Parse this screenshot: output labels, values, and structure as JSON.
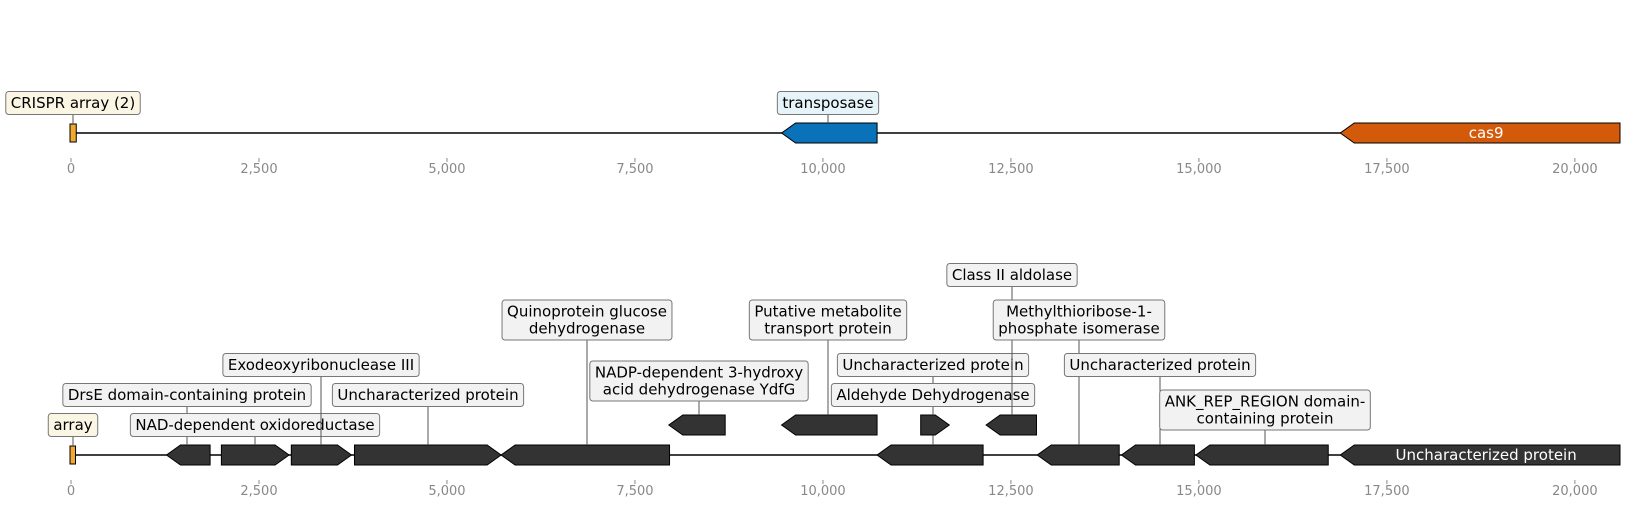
{
  "colors": {
    "crispr_fill": "#F0A830",
    "crispr_box": "#FBF6E4",
    "transposase_fill": "#0A72B8",
    "transposase_box": "#E6F4FA",
    "cas9_fill": "#D45A0B",
    "dark_gene_fill": "#333333",
    "label_box": "#F2F2F2",
    "line": "#000000",
    "tick_text": "#888888"
  },
  "axis": {
    "ticks": [
      0,
      2500,
      5000,
      7500,
      10000,
      12500,
      15000,
      17500,
      20000
    ],
    "tick_labels": [
      "0",
      "2,500",
      "5,000",
      "7,500",
      "10,000",
      "12,500",
      "15,000",
      "17,500",
      "20,000"
    ],
    "domain": [
      0,
      20600
    ]
  },
  "tracks": [
    {
      "id": "top",
      "start": 0,
      "end": 20600,
      "features": [
        {
          "id": "crispr-array",
          "kind": "array",
          "start": 0,
          "end": 70,
          "color": "crispr",
          "label": "CRISPR array (2)"
        },
        {
          "id": "transposase",
          "kind": "gene",
          "start": 9450,
          "end": 10720,
          "strand": -1,
          "color": "transposase",
          "label": "transposase"
        },
        {
          "id": "cas9",
          "kind": "gene",
          "start": 16880,
          "end": 20600,
          "strand": -1,
          "color": "cas9",
          "inner_label": "cas9"
        }
      ]
    },
    {
      "id": "bottom",
      "start": 0,
      "end": 20600,
      "features": [
        {
          "id": "array",
          "kind": "array",
          "start": 0,
          "end": 60,
          "color": "crispr",
          "label": "array"
        },
        {
          "id": "drse",
          "kind": "gene",
          "start": 1270,
          "end": 1850,
          "strand": -1,
          "color": "dark",
          "label": "DrsE domain-containing protein"
        },
        {
          "id": "nad-oxidoreductase",
          "kind": "gene",
          "start": 2000,
          "end": 2900,
          "strand": 1,
          "color": "dark",
          "label": "NAD-dependent oxidoreductase"
        },
        {
          "id": "exodeoxyribonuclease",
          "kind": "gene",
          "start": 2930,
          "end": 3730,
          "strand": 1,
          "color": "dark",
          "label": "Exodeoxyribonuclease III"
        },
        {
          "id": "uncharacterized-1",
          "kind": "gene",
          "start": 3770,
          "end": 5720,
          "strand": 1,
          "color": "dark",
          "label": "Uncharacterized protein"
        },
        {
          "id": "quinoprotein",
          "kind": "gene",
          "start": 5720,
          "end": 7960,
          "strand": -1,
          "color": "dark",
          "label": "Quinoprotein glucose dehydrogenase"
        },
        {
          "id": "nadp-ydfg",
          "kind": "gene",
          "start": 7950,
          "end": 8700,
          "strand": -1,
          "color": "dark",
          "lane": 1,
          "label": "NADP-dependent 3-hydroxy acid dehydrogenase YdfG"
        },
        {
          "id": "putative-metabolite",
          "kind": "gene",
          "start": 9450,
          "end": 10720,
          "strand": -1,
          "color": "dark",
          "lane": 1,
          "label": "Putative metabolite transport protein"
        },
        {
          "id": "uncharacterized-2",
          "kind": "gene",
          "start": 10720,
          "end": 12130,
          "strand": -1,
          "color": "dark",
          "label": "Uncharacterized protein"
        },
        {
          "id": "aldehyde-dh",
          "kind": "gene",
          "start": 11300,
          "end": 11680,
          "strand": 1,
          "color": "dark",
          "lane": 1,
          "label": "Aldehyde Dehydrogenase"
        },
        {
          "id": "class2-aldolase",
          "kind": "gene",
          "start": 12170,
          "end": 12840,
          "strand": -1,
          "color": "dark",
          "lane": 1,
          "label": "Class II aldolase"
        },
        {
          "id": "methylthioribose",
          "kind": "gene",
          "start": 12850,
          "end": 13940,
          "strand": -1,
          "color": "dark",
          "label": "Methylthioribose-1-phosphate isomerase"
        },
        {
          "id": "uncharacterized-3",
          "kind": "gene",
          "start": 13970,
          "end": 14940,
          "strand": -1,
          "color": "dark",
          "label": "Uncharacterized protein"
        },
        {
          "id": "ank-rep",
          "kind": "gene",
          "start": 14960,
          "end": 16720,
          "strand": -1,
          "color": "dark",
          "label": "ANK_REP_REGION domain-containing protein"
        },
        {
          "id": "uncharacterized-4",
          "kind": "gene",
          "start": 16880,
          "end": 20600,
          "strand": -1,
          "color": "dark",
          "inner_label": "Uncharacterized protein"
        }
      ]
    }
  ]
}
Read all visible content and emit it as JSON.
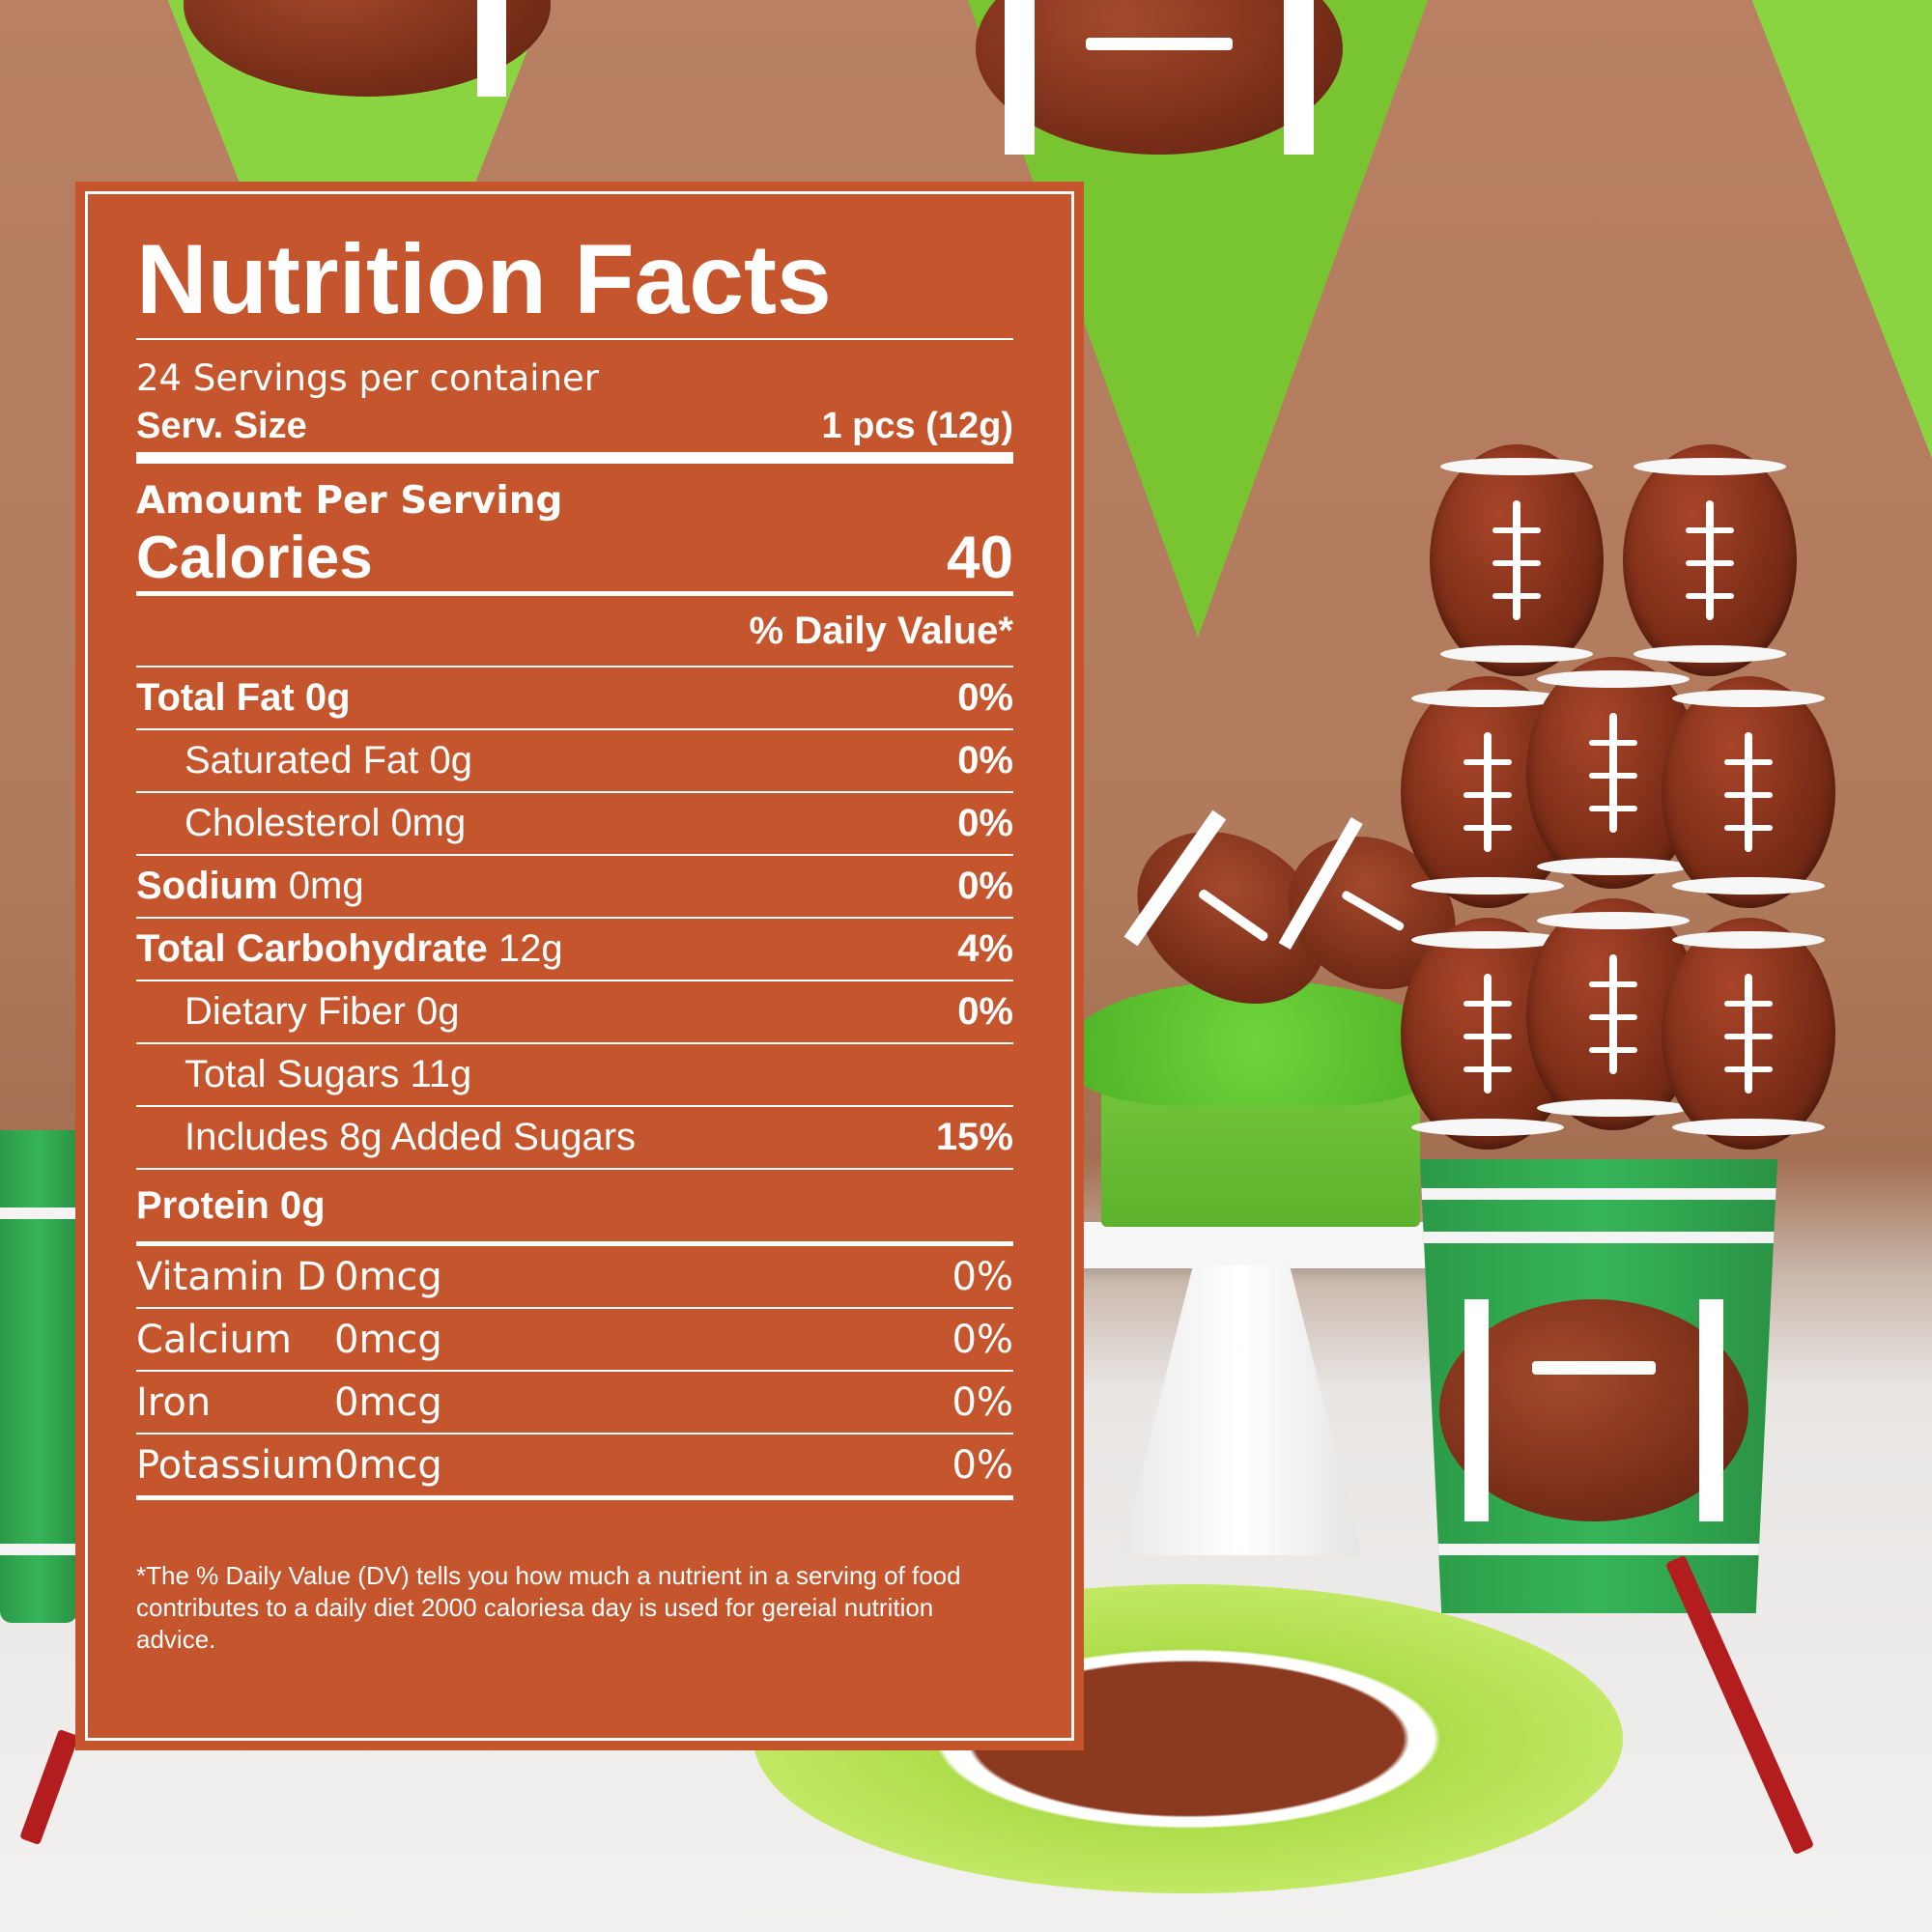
{
  "label": {
    "title": "Nutrition Facts",
    "servings_per_container": "24 Servings per container",
    "serving_size_label": "Serv. Size",
    "serving_size_value": "1 pcs (12g)",
    "amount_per_serving": "Amount Per Serving",
    "calories_label": "Calories",
    "calories_value": "40",
    "daily_value_header": "% Daily Value*",
    "nutrients": [
      {
        "name": "Total Fat",
        "amount": "0g",
        "dv": "0%"
      },
      {
        "name": "Saturated Fat 0g",
        "amount": "",
        "dv": "0%"
      },
      {
        "name": "Cholesterol 0mg",
        "amount": "",
        "dv": "0%"
      },
      {
        "name": "Sodium",
        "amount": "0mg",
        "dv": "0%"
      },
      {
        "name": "Total Carbohydrate",
        "amount": "12g",
        "dv": "4%"
      },
      {
        "name": "Dietary Fiber 0g",
        "amount": "",
        "dv": "0%"
      },
      {
        "name": "Total Sugars 11g",
        "amount": "",
        "dv": ""
      },
      {
        "name": "Includes 8g Added Sugars",
        "amount": "",
        "dv": "15%"
      },
      {
        "name": "Protein",
        "amount": "0g",
        "dv": ""
      }
    ],
    "vitamins": [
      {
        "name": "Vitamin D",
        "amount": "0mcg",
        "dv": "0%"
      },
      {
        "name": "Calcium",
        "amount": "0mcg",
        "dv": "0%"
      },
      {
        "name": "Iron",
        "amount": "0mcg",
        "dv": "0%"
      },
      {
        "name": "Potassium",
        "amount": "0mcg",
        "dv": "0%"
      }
    ],
    "footnote": "*The % Daily Value (DV) tells you how much a nutrient in a serving of food contributes to a daily diet 2000 caloriesa day is used for gereial nutrition advice."
  },
  "colors": {
    "label_background": "#c4552c",
    "label_text": "#ffffff",
    "pennant_green": "#8bd441",
    "cup_green": "#36b558",
    "football_brown": "#7b2f19"
  }
}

##############################

Task details |
Put each line of the listing above into the copy exactly, dropping the pictures.

Response area |
Parse this screenshot: output labels, values, and structure as JSON.
{
  "colors": {
    "crispr_fill": "#F0A830",
    "crispr_box": "#FBF6E4",
    "transposase_fill": "#0A72B8",
    "transposase_box": "#E6F4FA",
    "cas9_fill": "#D45A0B",
    "dark_gene_fill": "#333333",
    "label_box": "#F2F2F2",
    "line": "#000000",
    "tick_text": "#888888"
  },
  "axis": {
    "ticks": [
      0,
      2500,
      5000,
      7500,
      10000,
      12500,
      15000,
      17500,
      20000
    ],
    "tick_labels": [
      "0",
      "2,500",
      "5,000",
      "7,500",
      "10,000",
      "12,500",
      "15,000",
      "17,500",
      "20,000"
    ],
    "domain": [
      0,
      20600
    ]
  },
  "tracks": [
    {
      "id": "top",
      "start": 0,
      "end": 20600,
      "features": [
        {
          "id": "crispr-array",
          "kind": "array",
          "start": 0,
          "end": 70,
          "color": "crispr",
          "label": "CRISPR array (2)"
        },
        {
          "id": "transposase",
          "kind": "gene",
          "start": 9450,
          "end": 10720,
          "strand": -1,
          "color": "transposase",
          "label": "transposase"
        },
        {
          "id": "cas9",
          "kind": "gene",
          "start": 16880,
          "end": 20600,
          "strand": -1,
          "color": "cas9",
          "inner_label": "cas9"
        }
      ]
    },
    {
      "id": "bottom",
      "start": 0,
      "end": 20600,
      "features": [
        {
          "id": "array",
          "kind": "array",
          "start": 0,
          "end": 60,
          "color": "crispr",
          "label": "array"
        },
        {
          "id": "drse",
          "kind": "gene",
          "start": 1270,
          "end": 1850,
          "strand": -1,
          "color": "dark",
          "label": "DrsE domain-containing protein"
        },
        {
          "id": "nad-oxidoreductase",
          "kind": "gene",
          "start": 2000,
          "end": 2900,
          "strand": 1,
          "color": "dark",
          "label": "NAD-dependent oxidoreductase"
        },
        {
          "id": "exodeoxyribonuclease",
          "kind": "gene",
          "start": 2930,
          "end": 3730,
          "strand": 1,
          "color": "dark",
          "label": "Exodeoxyribonuclease III"
        },
        {
          "id": "uncharacterized-1",
          "kind": "gene",
          "start": 3770,
          "end": 5720,
          "strand": 1,
          "color": "dark",
          "label": "Uncharacterized protein"
        },
        {
          "id": "quinoprotein",
          "kind": "gene",
          "start": 5720,
          "end": 7960,
          "strand": -1,
          "color": "dark",
          "label": "Quinoprotein glucose dehydrogenase"
        },
        {
          "id": "nadp-ydfg",
          "kind": "gene",
          "start": 7950,
          "end": 8700,
          "strand": -1,
          "color": "dark",
          "lane": 1,
          "label": "NADP-dependent 3-hydroxy acid dehydrogenase YdfG"
        },
        {
          "id": "putative-metabolite",
          "kind": "gene",
          "start": 9450,
          "end": 10720,
          "strand": -1,
          "color": "dark",
          "lane": 1,
          "label": "Putative metabolite transport protein"
        },
        {
          "id": "uncharacterized-2",
          "kind": "gene",
          "start": 10720,
          "end": 12130,
          "strand": -1,
          "color": "dark",
          "label": "Uncharacterized protein"
        },
        {
          "id": "aldehyde-dh",
          "kind": "gene",
          "start": 11300,
          "end": 11680,
          "strand": 1,
          "color": "dark",
          "lane": 1,
          "label": "Aldehyde Dehydrogenase"
        },
        {
          "id": "class2-aldolase",
          "kind": "gene",
          "start": 12170,
          "end": 12840,
          "strand": -1,
          "color": "dark",
          "lane": 1,
          "label": "Class II aldolase"
        },
        {
          "id": "methylthioribose",
          "kind": "gene",
          "start": 12850,
          "end": 13940,
          "strand": -1,
          "color": "dark",
          "label": "Methylthioribose-1-phosphate isomerase"
        },
        {
          "id": "uncharacterized-3",
          "kind": "gene",
          "start": 13970,
          "end": 14940,
          "strand": -1,
          "color": "dark",
          "label": "Uncharacterized protein"
        },
        {
          "id": "ank-rep",
          "kind": "gene",
          "start": 14960,
          "end": 16720,
          "strand": -1,
          "color": "dark",
          "label": "ANK_REP_REGION domain-containing protein"
        },
        {
          "id": "uncharacterized-4",
          "kind": "gene",
          "start": 16880,
          "end": 20600,
          "strand": -1,
          "color": "dark",
          "inner_label": "Uncharacterized protein"
        }
      ]
    }
  ]
}
Read all visible content and emit it as JSON.
{
  "label": {
    "title": "Nutrition Facts",
    "servings_per_container": "24 Servings per container",
    "serving_size_label": "Serv. Size",
    "serving_size_value": "1 pcs (12g)",
    "amount_per_serving": "Amount Per Serving",
    "calories_label": "Calories",
    "calories_value": "40",
    "daily_value_header": "% Daily Value*",
    "nutrients": [
      {
        "name": "Total Fat",
        "amount": "0g",
        "dv": "0%"
      },
      {
        "name": "Saturated Fat 0g",
        "amount": "",
        "dv": "0%"
      },
      {
        "name": "Cholesterol 0mg",
        "amount": "",
        "dv": "0%"
      },
      {
        "name": "Sodium",
        "amount": "0mg",
        "dv": "0%"
      },
      {
        "name": "Total Carbohydrate",
        "amount": "12g",
        "dv": "4%"
      },
      {
        "name": "Dietary Fiber 0g",
        "amount": "",
        "dv": "0%"
      },
      {
        "name": "Total Sugars 11g",
        "amount": "",
        "dv": ""
      },
      {
        "name": "Includes 8g Added Sugars",
        "amount": "",
        "dv": "15%"
      },
      {
        "name": "Protein",
        "amount": "0g",
        "dv": ""
      }
    ],
    "vitamins": [
      {
        "name": "Vitamin D",
        "amount": "0mcg",
        "dv": "0%"
      },
      {
        "name": "Calcium",
        "amount": "0mcg",
        "dv": "0%"
      },
      {
        "name": "Iron",
        "amount": "0mcg",
        "dv": "0%"
      },
      {
        "name": "Potassium",
        "amount": "0mcg",
        "dv": "0%"
      }
    ],
    "footnote": "*The % Daily Value (DV) tells you how much a nutrient in a serving of food contributes to a daily diet 2000 caloriesa day is used for gereial nutrition advice."
  },
  "colors": {
    "label_background": "#c4552c",
    "label_text": "#ffffff",
    "pennant_green": "#8bd441",
    "cup_green": "#36b558",
    "football_brown": "#7b2f19"
  }
}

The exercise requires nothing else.